**YOUR INSTRUCTIONS**
All of the data below is to be copied again without changes.

**SUPPLIED DATA**
--------------------------------

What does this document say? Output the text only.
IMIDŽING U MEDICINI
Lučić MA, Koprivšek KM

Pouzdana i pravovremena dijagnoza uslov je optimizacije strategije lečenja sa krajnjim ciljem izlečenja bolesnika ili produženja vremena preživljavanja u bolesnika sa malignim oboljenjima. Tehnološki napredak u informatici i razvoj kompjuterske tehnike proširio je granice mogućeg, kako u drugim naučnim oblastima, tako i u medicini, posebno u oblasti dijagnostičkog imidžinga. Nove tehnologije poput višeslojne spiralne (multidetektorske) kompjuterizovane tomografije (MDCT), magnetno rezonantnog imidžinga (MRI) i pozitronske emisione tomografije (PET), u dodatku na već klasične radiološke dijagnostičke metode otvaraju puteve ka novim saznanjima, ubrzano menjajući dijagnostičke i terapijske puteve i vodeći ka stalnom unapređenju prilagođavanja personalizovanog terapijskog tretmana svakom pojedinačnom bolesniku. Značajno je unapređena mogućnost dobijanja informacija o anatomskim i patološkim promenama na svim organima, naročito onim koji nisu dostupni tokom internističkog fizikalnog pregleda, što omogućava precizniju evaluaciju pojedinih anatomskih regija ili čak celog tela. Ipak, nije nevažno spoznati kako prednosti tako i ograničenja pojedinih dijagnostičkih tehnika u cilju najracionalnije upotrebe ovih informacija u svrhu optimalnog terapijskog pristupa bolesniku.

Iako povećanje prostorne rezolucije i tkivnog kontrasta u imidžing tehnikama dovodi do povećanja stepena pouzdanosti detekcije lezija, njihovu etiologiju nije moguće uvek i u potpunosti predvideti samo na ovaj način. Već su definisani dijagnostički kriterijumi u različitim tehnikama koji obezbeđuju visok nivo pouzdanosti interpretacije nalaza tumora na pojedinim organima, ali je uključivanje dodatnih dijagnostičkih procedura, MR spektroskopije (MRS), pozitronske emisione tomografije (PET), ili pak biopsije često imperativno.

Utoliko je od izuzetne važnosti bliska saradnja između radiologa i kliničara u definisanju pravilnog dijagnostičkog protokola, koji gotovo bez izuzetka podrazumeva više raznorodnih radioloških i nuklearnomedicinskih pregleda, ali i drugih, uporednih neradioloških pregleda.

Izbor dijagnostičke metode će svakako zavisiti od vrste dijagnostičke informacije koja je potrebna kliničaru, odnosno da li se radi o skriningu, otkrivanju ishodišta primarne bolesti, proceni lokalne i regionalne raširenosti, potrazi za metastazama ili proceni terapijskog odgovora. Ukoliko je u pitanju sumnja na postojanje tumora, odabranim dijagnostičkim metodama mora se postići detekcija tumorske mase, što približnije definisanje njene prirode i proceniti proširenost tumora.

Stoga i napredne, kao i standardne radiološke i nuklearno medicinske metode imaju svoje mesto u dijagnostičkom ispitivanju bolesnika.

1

--------------------------------

**SOLUTION TO THIS PROBLEM**
What does this document say? Output the text only.
IMIDŽING U MEDICINI
Lučić MA, Koprivšek KM

Pouzdana i pravovremena dijagnoza uslov je optimizacije strategije lečenja sa krajnjim ciljem izlečenja bolesnika ili produženja vremena preživljavanja u bolesnika sa malignim oboljenjima. Tehnološki napredak u informatici i razvoj kompjuterske tehnike proširio je granice mogućeg, kako u drugim naučnim oblastima, tako i u medicini, posebno u oblasti dijagnostičkog imidžinga. Nove tehnologije poput višeslojne spiralne (multidetektorske) kompjuterizovane tomografije (MDCT), magnetno rezonantnog imidžinga (MRI) i pozitronske emisione tomografije (PET), u dodatku na već klasične radiološke dijagnostičke metode otvaraju puteve ka novim saznanjima, ubrzano menjajući dijagnostičke i terapijske puteve i vodeći ka stalnom unapređenju prilagođavanja personalizovanog terapijskog tretmana svakom pojedinačnom bolesniku. Značajno je unapređena mogućnost dobijanja informacija o anatomskim i patološkim promenama na svim organima, naročito onim koji nisu dostupni tokom internističkog fizikalnog pregleda, što omogućava precizniju evaluaciju pojedinih anatomskih regija ili čak celog tela. Ipak, nije nevažno spoznati kako prednosti tako i ograničenja pojedinih dijagnostičkih tehnika u cilju najracionalnije upotrebe ovih informacija u svrhu optimalnog terapijskog pristupa bolesniku.

Iako povećanje prostorne rezolucije i tkivnog kontrasta u imidžing tehnikama dovodi do povećanja stepena pouzdanosti detekcije lezija, njihovu etiologiju nije moguće uvek i u potpunosti predvideti samo na ovaj način. Već su definisani dijagnostički kriterijumi u različitim tehnikama koji obezbeđuju visok nivo pouzdanosti interpretacije nalaza tumora na pojedinim organima, ali je uključivanje dodatnih dijagnostičkih procedura, MR spektroskopije (MRS), pozitronske emisione tomografije (PET), ili pak biopsije često imperativno.

Utoliko je od izuzetne važnosti bliska saradnja između radiologa i kliničara u definisanju pravilnog dijagnostičkog protokola, koji gotovo bez izuzetka podrazumeva više raznorodnih radioloških i nuklearnomedicinskih pregleda, ali i drugih, uporednih neradioloških pregleda.

Izbor dijagnostičke metode će svakako zavisiti od vrste dijagnostičke informacije koja je potrebna kliničaru, odnosno da li se radi o skriningu, otkrivanju ishodišta primarne bolesti, proceni lokalne i regionalne raširenosti, potrazi za metastazama ili proceni terapijskog odgovora. Ukoliko je u pitanju sumnja na postojanje tumora, odabranim dijagnostičkim metodama mora se postići detekcija tumorske mase, što približnije definisanje njene prirode i proceniti proširenost tumora.

Stoga i napredne, kao i standardne radiološke i nuklearno medicinske metode imaju svoje mesto u dijagnostičkom ispitivanju bolesnika.

1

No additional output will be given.